Can you give all the records again without altering a single character?

▼

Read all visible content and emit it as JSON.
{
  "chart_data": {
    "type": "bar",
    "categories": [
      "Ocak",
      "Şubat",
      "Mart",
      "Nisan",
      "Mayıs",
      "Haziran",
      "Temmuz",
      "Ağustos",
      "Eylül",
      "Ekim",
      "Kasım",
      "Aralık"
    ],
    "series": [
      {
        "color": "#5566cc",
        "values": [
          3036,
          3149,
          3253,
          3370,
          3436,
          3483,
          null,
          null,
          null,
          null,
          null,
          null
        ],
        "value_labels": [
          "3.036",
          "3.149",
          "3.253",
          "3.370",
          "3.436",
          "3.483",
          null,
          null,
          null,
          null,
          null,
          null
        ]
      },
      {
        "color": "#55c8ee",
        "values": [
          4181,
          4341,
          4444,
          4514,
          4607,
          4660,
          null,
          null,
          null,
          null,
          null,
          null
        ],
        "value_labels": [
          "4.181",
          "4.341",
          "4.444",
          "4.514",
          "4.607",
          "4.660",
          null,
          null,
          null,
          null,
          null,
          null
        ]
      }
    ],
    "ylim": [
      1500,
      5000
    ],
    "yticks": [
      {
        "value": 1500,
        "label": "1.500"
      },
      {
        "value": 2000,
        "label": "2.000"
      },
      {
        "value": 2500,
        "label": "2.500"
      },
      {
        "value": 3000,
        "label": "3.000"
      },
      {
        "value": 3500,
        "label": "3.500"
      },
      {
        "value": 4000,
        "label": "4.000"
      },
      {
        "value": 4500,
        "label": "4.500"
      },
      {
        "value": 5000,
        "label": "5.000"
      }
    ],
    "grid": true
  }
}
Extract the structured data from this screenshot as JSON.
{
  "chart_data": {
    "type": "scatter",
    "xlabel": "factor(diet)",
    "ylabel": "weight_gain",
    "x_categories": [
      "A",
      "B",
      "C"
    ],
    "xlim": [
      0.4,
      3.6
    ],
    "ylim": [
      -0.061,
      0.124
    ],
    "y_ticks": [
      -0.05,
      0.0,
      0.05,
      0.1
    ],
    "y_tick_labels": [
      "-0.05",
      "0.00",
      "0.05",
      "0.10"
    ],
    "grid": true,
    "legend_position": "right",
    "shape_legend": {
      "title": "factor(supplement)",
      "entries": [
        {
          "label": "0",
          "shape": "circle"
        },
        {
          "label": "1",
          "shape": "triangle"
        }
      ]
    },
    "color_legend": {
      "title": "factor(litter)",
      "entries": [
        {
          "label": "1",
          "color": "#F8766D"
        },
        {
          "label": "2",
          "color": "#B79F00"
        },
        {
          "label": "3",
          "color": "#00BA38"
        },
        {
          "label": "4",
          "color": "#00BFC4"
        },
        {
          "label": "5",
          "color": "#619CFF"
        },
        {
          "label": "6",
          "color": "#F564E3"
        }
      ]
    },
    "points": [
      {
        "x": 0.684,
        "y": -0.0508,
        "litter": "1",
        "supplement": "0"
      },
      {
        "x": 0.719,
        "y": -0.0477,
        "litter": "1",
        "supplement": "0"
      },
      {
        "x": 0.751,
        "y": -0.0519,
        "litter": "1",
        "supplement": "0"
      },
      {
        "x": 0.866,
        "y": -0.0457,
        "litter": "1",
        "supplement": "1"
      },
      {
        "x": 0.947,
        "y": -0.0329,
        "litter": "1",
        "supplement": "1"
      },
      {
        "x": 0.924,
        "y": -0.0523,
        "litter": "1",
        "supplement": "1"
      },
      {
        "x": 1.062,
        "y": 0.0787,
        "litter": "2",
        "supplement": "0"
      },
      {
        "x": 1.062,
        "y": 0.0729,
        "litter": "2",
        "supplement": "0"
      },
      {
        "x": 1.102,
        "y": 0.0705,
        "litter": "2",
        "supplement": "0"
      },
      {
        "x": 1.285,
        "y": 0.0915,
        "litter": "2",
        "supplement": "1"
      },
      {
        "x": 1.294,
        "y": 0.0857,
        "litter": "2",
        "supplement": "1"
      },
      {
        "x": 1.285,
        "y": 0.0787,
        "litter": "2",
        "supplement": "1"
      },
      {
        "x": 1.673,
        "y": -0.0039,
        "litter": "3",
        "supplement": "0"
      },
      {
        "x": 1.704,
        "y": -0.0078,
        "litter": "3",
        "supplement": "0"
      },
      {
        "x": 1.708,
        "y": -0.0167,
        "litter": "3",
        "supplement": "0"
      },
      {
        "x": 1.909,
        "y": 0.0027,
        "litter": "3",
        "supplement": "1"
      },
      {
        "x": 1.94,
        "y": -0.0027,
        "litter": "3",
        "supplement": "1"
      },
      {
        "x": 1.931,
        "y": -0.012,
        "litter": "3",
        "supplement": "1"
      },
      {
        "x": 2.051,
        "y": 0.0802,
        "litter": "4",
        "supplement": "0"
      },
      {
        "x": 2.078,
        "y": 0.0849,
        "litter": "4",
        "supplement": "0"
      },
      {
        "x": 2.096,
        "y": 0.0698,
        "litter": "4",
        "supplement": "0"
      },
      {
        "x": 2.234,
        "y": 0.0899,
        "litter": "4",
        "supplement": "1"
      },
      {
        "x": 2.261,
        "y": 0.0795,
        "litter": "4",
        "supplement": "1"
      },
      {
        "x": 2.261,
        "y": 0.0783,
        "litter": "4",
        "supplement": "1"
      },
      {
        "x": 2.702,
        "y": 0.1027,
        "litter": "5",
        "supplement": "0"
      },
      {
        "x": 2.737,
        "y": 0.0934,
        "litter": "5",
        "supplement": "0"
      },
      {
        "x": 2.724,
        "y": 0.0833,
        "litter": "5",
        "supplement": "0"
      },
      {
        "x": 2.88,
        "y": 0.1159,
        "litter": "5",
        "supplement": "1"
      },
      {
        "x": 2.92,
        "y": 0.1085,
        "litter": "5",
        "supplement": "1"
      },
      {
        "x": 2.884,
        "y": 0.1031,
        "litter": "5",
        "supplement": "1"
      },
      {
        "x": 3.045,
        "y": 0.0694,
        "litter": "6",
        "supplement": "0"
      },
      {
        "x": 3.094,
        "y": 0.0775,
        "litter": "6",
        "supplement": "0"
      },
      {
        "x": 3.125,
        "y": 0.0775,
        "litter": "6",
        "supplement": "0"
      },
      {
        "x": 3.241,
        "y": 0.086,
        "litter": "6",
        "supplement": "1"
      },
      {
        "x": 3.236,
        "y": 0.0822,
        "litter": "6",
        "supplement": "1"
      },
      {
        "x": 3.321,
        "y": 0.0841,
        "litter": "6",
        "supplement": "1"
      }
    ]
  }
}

▲

### Solution to this problem
Read all visible content and emit it as JSON.
{
  "chart_data": {
    "type": "bar",
    "categories": [
      "Ocak",
      "Şubat",
      "Mart",
      "Nisan",
      "Mayıs",
      "Haziran",
      "Temmuz",
      "Ağustos",
      "Eylül",
      "Ekim",
      "Kasım",
      "Aralık"
    ],
    "series": [
      {
        "color": "#5566cc",
        "values": [
          3036,
          3149,
          3253,
          3370,
          3436,
          3483,
          null,
          null,
          null,
          null,
          null,
          null
        ],
        "value_labels": [
          "3.036",
          "3.149",
          "3.253",
          "3.370",
          "3.436",
          "3.483",
          null,
          null,
          null,
          null,
          null,
          null
        ]
      },
      {
        "color": "#55c8ee",
        "values": [
          4181,
          4341,
          4444,
          4514,
          4607,
          4660,
          null,
          null,
          null,
          null,
          null,
          null
        ],
        "value_labels": [
          "4.181",
          "4.341",
          "4.444",
          "4.514",
          "4.607",
          "4.660",
          null,
          null,
          null,
          null,
          null,
          null
        ]
      }
    ],
    "ylim": [
      1500,
      5000
    ],
    "yticks": [
      {
        "value": 1500,
        "label": "1.500"
      },
      {
        "value": 2000,
        "label": "2.000"
      },
      {
        "value": 2500,
        "label": "2.500"
      },
      {
        "value": 3000,
        "label": "3.000"
      },
      {
        "value": 3500,
        "label": "3.500"
      },
      {
        "value": 4000,
        "label": "4.000"
      },
      {
        "value": 4500,
        "label": "4.500"
      },
      {
        "value": 5000,
        "label": "5.000"
      }
    ],
    "grid": true
  }
}
Extract the structured data from this screenshot as JSON.
{
  "chart_data": {
    "type": "scatter",
    "xlabel": "factor(diet)",
    "ylabel": "weight_gain",
    "x_categories": [
      "A",
      "B",
      "C"
    ],
    "xlim": [
      0.4,
      3.6
    ],
    "ylim": [
      -0.061,
      0.124
    ],
    "y_ticks": [
      -0.05,
      0.0,
      0.05,
      0.1
    ],
    "y_tick_labels": [
      "-0.05",
      "0.00",
      "0.05",
      "0.10"
    ],
    "grid": true,
    "legend_position": "right",
    "shape_legend": {
      "title": "factor(supplement)",
      "entries": [
        {
          "label": "0",
          "shape": "circle"
        },
        {
          "label": "1",
          "shape": "triangle"
        }
      ]
    },
    "color_legend": {
      "title": "factor(litter)",
      "entries": [
        {
          "label": "1",
          "color": "#F8766D"
        },
        {
          "label": "2",
          "color": "#B79F00"
        },
        {
          "label": "3",
          "color": "#00BA38"
        },
        {
          "label": "4",
          "color": "#00BFC4"
        },
        {
          "label": "5",
          "color": "#619CFF"
        },
        {
          "label": "6",
          "color": "#F564E3"
        }
      ]
    },
    "points": [
      {
        "x": 0.684,
        "y": -0.0508,
        "litter": "1",
        "supplement": "0"
      },
      {
        "x": 0.719,
        "y": -0.0477,
        "litter": "1",
        "supplement": "0"
      },
      {
        "x": 0.751,
        "y": -0.0519,
        "litter": "1",
        "supplement": "0"
      },
      {
        "x": 0.866,
        "y": -0.0457,
        "litter": "1",
        "supplement": "1"
      },
      {
        "x": 0.947,
        "y": -0.0329,
        "litter": "1",
        "supplement": "1"
      },
      {
        "x": 0.924,
        "y": -0.0523,
        "litter": "1",
        "supplement": "1"
      },
      {
        "x": 1.062,
        "y": 0.0787,
        "litter": "2",
        "supplement": "0"
      },
      {
        "x": 1.062,
        "y": 0.0729,
        "litter": "2",
        "supplement": "0"
      },
      {
        "x": 1.102,
        "y": 0.0705,
        "litter": "2",
        "supplement": "0"
      },
      {
        "x": 1.285,
        "y": 0.0915,
        "litter": "2",
        "supplement": "1"
      },
      {
        "x": 1.294,
        "y": 0.0857,
        "litter": "2",
        "supplement": "1"
      },
      {
        "x": 1.285,
        "y": 0.0787,
        "litter": "2",
        "supplement": "1"
      },
      {
        "x": 1.673,
        "y": -0.0039,
        "litter": "3",
        "supplement": "0"
      },
      {
        "x": 1.704,
        "y": -0.0078,
        "litter": "3",
        "supplement": "0"
      },
      {
        "x": 1.708,
        "y": -0.0167,
        "litter": "3",
        "supplement": "0"
      },
      {
        "x": 1.909,
        "y": 0.0027,
        "litter": "3",
        "supplement": "1"
      },
      {
        "x": 1.94,
        "y": -0.0027,
        "litter": "3",
        "supplement": "1"
      },
      {
        "x": 1.931,
        "y": -0.012,
        "litter": "3",
        "supplement": "1"
      },
      {
        "x": 2.051,
        "y": 0.0802,
        "litter": "4",
        "supplement": "0"
      },
      {
        "x": 2.078,
        "y": 0.0849,
        "litter": "4",
        "supplement": "0"
      },
      {
        "x": 2.096,
        "y": 0.0698,
        "litter": "4",
        "supplement": "0"
      },
      {
        "x": 2.234,
        "y": 0.0899,
        "litter": "4",
        "supplement": "1"
      },
      {
        "x": 2.261,
        "y": 0.0795,
        "litter": "4",
        "supplement": "1"
      },
      {
        "x": 2.261,
        "y": 0.0783,
        "litter": "4",
        "supplement": "1"
      },
      {
        "x": 2.702,
        "y": 0.1027,
        "litter": "5",
        "supplement": "0"
      },
      {
        "x": 2.737,
        "y": 0.0934,
        "litter": "5",
        "supplement": "0"
      },
      {
        "x": 2.724,
        "y": 0.0833,
        "litter": "5",
        "supplement": "0"
      },
      {
        "x": 2.88,
        "y": 0.1159,
        "litter": "5",
        "supplement": "1"
      },
      {
        "x": 2.92,
        "y": 0.1085,
        "litter": "5",
        "supplement": "1"
      },
      {
        "x": 2.884,
        "y": 0.1031,
        "litter": "5",
        "supplement": "1"
      },
      {
        "x": 3.045,
        "y": 0.0694,
        "litter": "6",
        "supplement": "0"
      },
      {
        "x": 3.094,
        "y": 0.0775,
        "litter": "6",
        "supplement": "0"
      },
      {
        "x": 3.125,
        "y": 0.0775,
        "litter": "6",
        "supplement": "0"
      },
      {
        "x": 3.241,
        "y": 0.086,
        "litter": "6",
        "supplement": "1"
      },
      {
        "x": 3.236,
        "y": 0.0822,
        "litter": "6",
        "supplement": "1"
      },
      {
        "x": 3.321,
        "y": 0.0841,
        "litter": "6",
        "supplement": "1"
      }
    ]
  }
}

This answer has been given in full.